▶ _EXERCISE DETAILS_
Rewrite the rows below, replacing every "outlier-point" with "anomaly-point" and leaving everything else unchanged. Omit the pictures from your answer.

▶ _RECORDS FOR THIS EXERCISE_
== == ==

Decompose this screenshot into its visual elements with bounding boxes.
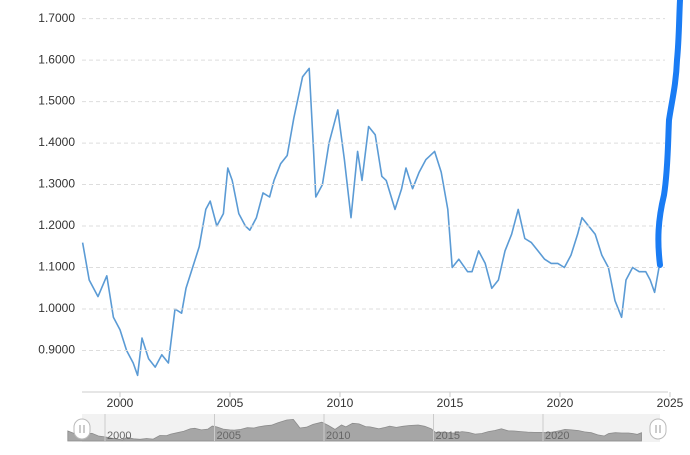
navigator: 2000 2005 2010 2015 2020 [67, 414, 642, 442]
y-tick-label: 1.0000 [38, 301, 75, 315]
y-tick-label: 1.7000 [38, 11, 75, 25]
navigator-label: 2000 [107, 430, 131, 442]
y-tick-label: 1.1000 [38, 260, 75, 274]
y-tick-label: 1.4000 [38, 135, 75, 149]
y-tick-label: 1.2000 [38, 218, 75, 232]
y-tick-label: 1.3000 [38, 177, 75, 191]
x-tick-label: 2025 [657, 396, 684, 410]
x-tick-label: 2005 [217, 396, 244, 410]
x-tick-label: 2015 [437, 396, 464, 410]
x-tick-label: 2010 [327, 396, 354, 410]
navigator-label: 2005 [217, 430, 241, 442]
navigator-label: 2020 [545, 430, 569, 442]
y-tick-label: 0.9000 [38, 343, 75, 357]
navigator-label: 2015 [436, 430, 460, 442]
series-line [81, 67, 660, 377]
scroll-highlight [655, 0, 683, 268]
x-tick-label: 2000 [107, 396, 134, 410]
navigator-handle-left[interactable] [73, 418, 91, 440]
navigator-label: 2010 [326, 430, 350, 442]
navigator-area [67, 418, 642, 442]
x-tick-label: 2020 [547, 396, 574, 410]
navigator-handle-right[interactable] [649, 418, 667, 440]
y-tick-label: 1.6000 [38, 52, 75, 66]
y-tick-label: 1.5000 [38, 94, 75, 108]
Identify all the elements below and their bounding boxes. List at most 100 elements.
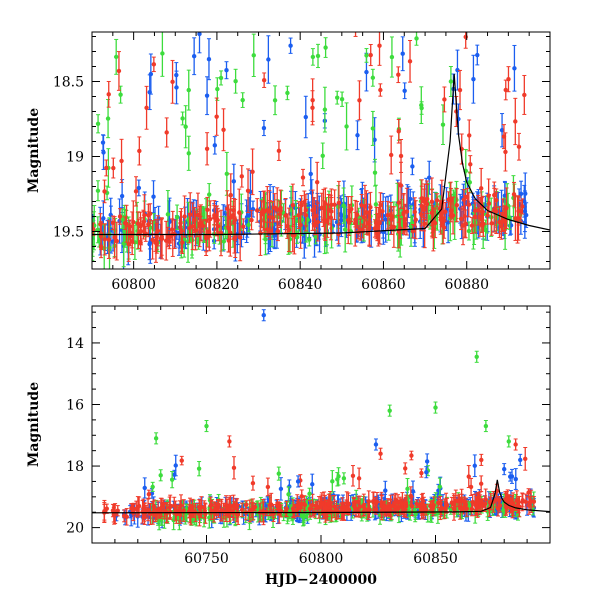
outlier-point	[159, 470, 163, 481]
data-point-series-2	[523, 447, 527, 470]
data-point-series-1	[390, 37, 394, 77]
outlier-point	[342, 473, 346, 484]
data-point-series-1	[106, 99, 110, 137]
data-point-series-0	[232, 164, 236, 198]
outlier-point	[227, 436, 231, 447]
data-point-series-2	[152, 57, 156, 71]
top-y-axis-label: Magnitude	[26, 108, 42, 193]
data-point-series-1	[150, 482, 154, 491]
data-point-series-1	[180, 112, 184, 125]
data-point-series-2	[351, 466, 355, 486]
data-point-series-1	[330, 471, 334, 493]
data-point-series-1	[316, 44, 320, 67]
data-point-series-2	[119, 139, 123, 182]
data-point-series-2	[369, 44, 373, 65]
outlier-point	[502, 464, 506, 475]
data-point-series-0	[224, 62, 228, 79]
data-point-series-2	[332, 190, 336, 220]
data-point-series-2	[513, 98, 517, 144]
outlier-point	[479, 454, 483, 465]
y-tick-label: 16	[66, 397, 84, 413]
data-point-series-0	[207, 39, 211, 80]
data-point-series-2	[310, 79, 314, 122]
data-point-series-2	[205, 133, 209, 165]
outlier-point	[475, 351, 479, 362]
data-point-series-0	[174, 63, 178, 88]
data-point-series-1	[225, 152, 229, 195]
top-data-layer	[90, 0, 550, 272]
data-point-series-2	[522, 75, 526, 114]
y-tick-label: 18	[66, 459, 84, 475]
outlier-point	[513, 439, 517, 450]
x-tick-label: 60800	[111, 277, 156, 293]
data-point-series-1	[215, 78, 219, 101]
outlier-point	[433, 402, 437, 413]
data-point-series-0	[192, 38, 196, 75]
data-point-series-0	[279, 478, 283, 500]
data-point-series-2	[353, 0, 357, 36]
data-point-series-2	[111, 158, 115, 178]
data-point-series-0	[402, 83, 406, 99]
outlier-point	[484, 420, 488, 431]
data-point-series-1	[373, 159, 377, 186]
outlier-point	[262, 310, 266, 321]
data-point-series-2	[221, 109, 225, 151]
data-point-series-1	[96, 115, 100, 133]
data-point-series-2	[448, 4, 452, 24]
data-point-series-0	[143, 478, 147, 498]
data-point-series-1	[414, 32, 418, 46]
data-point-series-0	[473, 455, 477, 477]
data-point-series-1	[340, 92, 344, 106]
x-tick-label: 60750	[184, 551, 229, 567]
data-point-series-2	[262, 73, 266, 88]
data-point-series-1	[240, 93, 244, 108]
data-point-series-1	[344, 103, 348, 150]
data-point-series-2	[399, 139, 403, 172]
data-point-series-1	[371, 69, 375, 86]
data-point-series-2	[469, 478, 473, 495]
bottom-x-axis-label: HJD−2400000	[265, 572, 377, 588]
data-point-series-2	[251, 476, 255, 490]
data-point-series-0	[512, 45, 516, 91]
y-tick-label: 18.5	[53, 75, 84, 91]
data-point-series-2	[467, 120, 471, 151]
data-point-series-2	[517, 133, 521, 160]
data-point-series-0	[288, 38, 292, 53]
data-point-series-2	[521, 494, 525, 507]
data-point-series-0	[355, 121, 359, 150]
data-point-series-0	[266, 36, 270, 83]
data-point-series-2	[214, 98, 218, 135]
data-point-series-0	[310, 474, 314, 494]
data-point-series-2	[164, 118, 168, 147]
outlier-point	[388, 405, 392, 416]
data-point-series-2	[506, 67, 510, 92]
bottom-data-layer	[92, 310, 550, 530]
data-point-series-0	[197, 15, 201, 53]
flare-point	[449, 67, 453, 97]
data-point-series-2	[147, 490, 151, 498]
data-point-series-1	[335, 91, 339, 104]
data-point-series-2	[504, 80, 508, 100]
outlier-point	[204, 420, 208, 431]
data-point-series-2	[396, 67, 400, 83]
data-point-series-1	[252, 34, 256, 76]
data-point-series-2	[408, 41, 412, 83]
data-point-series-1	[307, 233, 311, 246]
data-point-series-2	[389, 136, 393, 174]
x-tick-label: 60850	[413, 551, 458, 567]
data-point-series-0	[471, 55, 475, 103]
data-point-series-1	[311, 49, 315, 66]
data-point-series-0	[205, 77, 209, 115]
data-point-series-1	[96, 181, 100, 201]
y-tick-label: 19.5	[53, 225, 84, 241]
outlier-point	[154, 433, 158, 444]
data-point-series-2	[137, 137, 141, 165]
data-point-series-0	[262, 120, 266, 135]
data-point-series-0	[137, 180, 141, 196]
x-tick-label: 60800	[299, 551, 344, 567]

== == ==

▶ _IN RESPONSE_
Decompose this screenshot into its visual elements with bounding boxes.
navigator: 2000 2005 2010 2015 2020 [67, 414, 642, 442]
y-tick-label: 1.0000 [38, 301, 75, 315]
y-tick-label: 1.7000 [38, 11, 75, 25]
navigator-label: 2000 [107, 430, 131, 442]
y-tick-label: 1.1000 [38, 260, 75, 274]
y-tick-label: 1.4000 [38, 135, 75, 149]
y-tick-label: 1.2000 [38, 218, 75, 232]
y-tick-label: 1.3000 [38, 177, 75, 191]
x-tick-label: 2025 [657, 396, 684, 410]
x-tick-label: 2005 [217, 396, 244, 410]
x-tick-label: 2015 [437, 396, 464, 410]
x-tick-label: 2010 [327, 396, 354, 410]
navigator-label: 2005 [217, 430, 241, 442]
navigator-label: 2020 [545, 430, 569, 442]
y-tick-label: 0.9000 [38, 343, 75, 357]
navigator-label: 2015 [436, 430, 460, 442]
series-line [81, 67, 660, 377]
scroll-highlight [655, 0, 683, 268]
x-tick-label: 2000 [107, 396, 134, 410]
navigator-handle-left[interactable] [73, 418, 91, 440]
navigator-label: 2010 [326, 430, 350, 442]
navigator-area [67, 418, 642, 442]
x-tick-label: 2020 [547, 396, 574, 410]
navigator-handle-right[interactable] [649, 418, 667, 440]
y-tick-label: 1.6000 [38, 52, 75, 66]
y-tick-label: 1.5000 [38, 94, 75, 108]
Identify all the elements below and their bounding boxes. List at most 100 elements.
anomaly-point	[159, 470, 163, 481]
data-point-series-2	[523, 447, 527, 470]
data-point-series-1	[390, 37, 394, 77]
anomaly-point	[342, 473, 346, 484]
data-point-series-1	[106, 99, 110, 137]
data-point-series-0	[232, 164, 236, 198]
anomaly-point	[227, 436, 231, 447]
data-point-series-2	[152, 57, 156, 71]
top-y-axis-label: Magnitude	[26, 108, 42, 193]
data-point-series-1	[150, 482, 154, 491]
data-point-series-1	[180, 112, 184, 125]
data-point-series-2	[351, 466, 355, 486]
data-point-series-1	[330, 471, 334, 493]
data-point-series-1	[316, 44, 320, 67]
data-point-series-2	[119, 139, 123, 182]
data-point-series-2	[369, 44, 373, 65]
anomaly-point	[502, 464, 506, 475]
data-point-series-0	[224, 62, 228, 79]
data-point-series-2	[332, 190, 336, 220]
data-point-series-2	[513, 98, 517, 144]
anomaly-point	[479, 454, 483, 465]
y-tick-label: 16	[66, 397, 84, 413]
data-point-series-0	[207, 39, 211, 80]
data-point-series-2	[310, 79, 314, 122]
data-point-series-2	[205, 133, 209, 165]
anomaly-point	[475, 351, 479, 362]
data-point-series-0	[174, 63, 178, 88]
data-point-series-1	[225, 152, 229, 195]
top-data-layer	[90, 0, 550, 272]
data-point-series-2	[522, 75, 526, 114]
y-tick-label: 18	[66, 459, 84, 475]
anomaly-point	[513, 439, 517, 450]
x-tick-label: 60800	[111, 277, 156, 293]
data-point-series-1	[215, 78, 219, 101]
anomaly-point	[433, 402, 437, 413]
data-point-series-0	[192, 38, 196, 75]
data-point-series-0	[279, 478, 283, 500]
data-point-series-2	[353, 0, 357, 36]
data-point-series-2	[111, 158, 115, 178]
data-point-series-0	[402, 83, 406, 99]
anomaly-point	[484, 420, 488, 431]
data-point-series-1	[373, 159, 377, 186]
anomaly-point	[262, 310, 266, 321]
data-point-series-2	[221, 109, 225, 151]
data-point-series-1	[96, 115, 100, 133]
data-point-series-2	[448, 4, 452, 24]
data-point-series-0	[143, 478, 147, 498]
data-point-series-1	[414, 32, 418, 46]
data-point-series-0	[473, 455, 477, 477]
data-point-series-1	[340, 92, 344, 106]
x-tick-label: 60750	[184, 551, 229, 567]
data-point-series-2	[262, 73, 266, 88]
data-point-series-1	[240, 93, 244, 108]
data-point-series-1	[344, 103, 348, 150]
data-point-series-2	[399, 139, 403, 172]
data-point-series-1	[371, 69, 375, 86]
data-point-series-2	[469, 478, 473, 495]
bottom-x-axis-label: HJD−2400000	[265, 572, 377, 588]
data-point-series-2	[251, 476, 255, 490]
data-point-series-0	[512, 45, 516, 91]
y-tick-label: 18.5	[53, 75, 84, 91]
data-point-series-2	[467, 120, 471, 151]
data-point-series-2	[517, 133, 521, 160]
data-point-series-0	[288, 38, 292, 53]
data-point-series-2	[521, 494, 525, 507]
data-point-series-0	[355, 121, 359, 150]
data-point-series-0	[266, 36, 270, 83]
data-point-series-2	[214, 98, 218, 135]
data-point-series-0	[310, 474, 314, 494]
data-point-series-2	[164, 118, 168, 147]
anomaly-point	[388, 405, 392, 416]
data-point-series-2	[506, 67, 510, 92]
bottom-data-layer	[92, 310, 550, 530]
data-point-series-0	[197, 15, 201, 53]
flare-point	[449, 67, 453, 97]
data-point-series-2	[147, 490, 151, 498]
data-point-series-1	[335, 91, 339, 104]
data-point-series-2	[504, 80, 508, 100]
anomaly-point	[204, 420, 208, 431]
data-point-series-2	[396, 67, 400, 83]
data-point-series-1	[252, 34, 256, 76]
data-point-series-2	[408, 41, 412, 83]
data-point-series-1	[307, 233, 311, 246]
data-point-series-2	[389, 136, 393, 174]
x-tick-label: 60850	[413, 551, 458, 567]
data-point-series-0	[471, 55, 475, 103]
data-point-series-1	[311, 49, 315, 66]
data-point-series-0	[205, 77, 209, 115]
data-point-series-1	[96, 181, 100, 201]
y-tick-label: 19.5	[53, 225, 84, 241]
anomaly-point	[154, 433, 158, 444]
data-point-series-2	[137, 137, 141, 165]
data-point-series-0	[262, 120, 266, 135]
data-point-series-0	[137, 180, 141, 196]
x-tick-label: 60800	[299, 551, 344, 567]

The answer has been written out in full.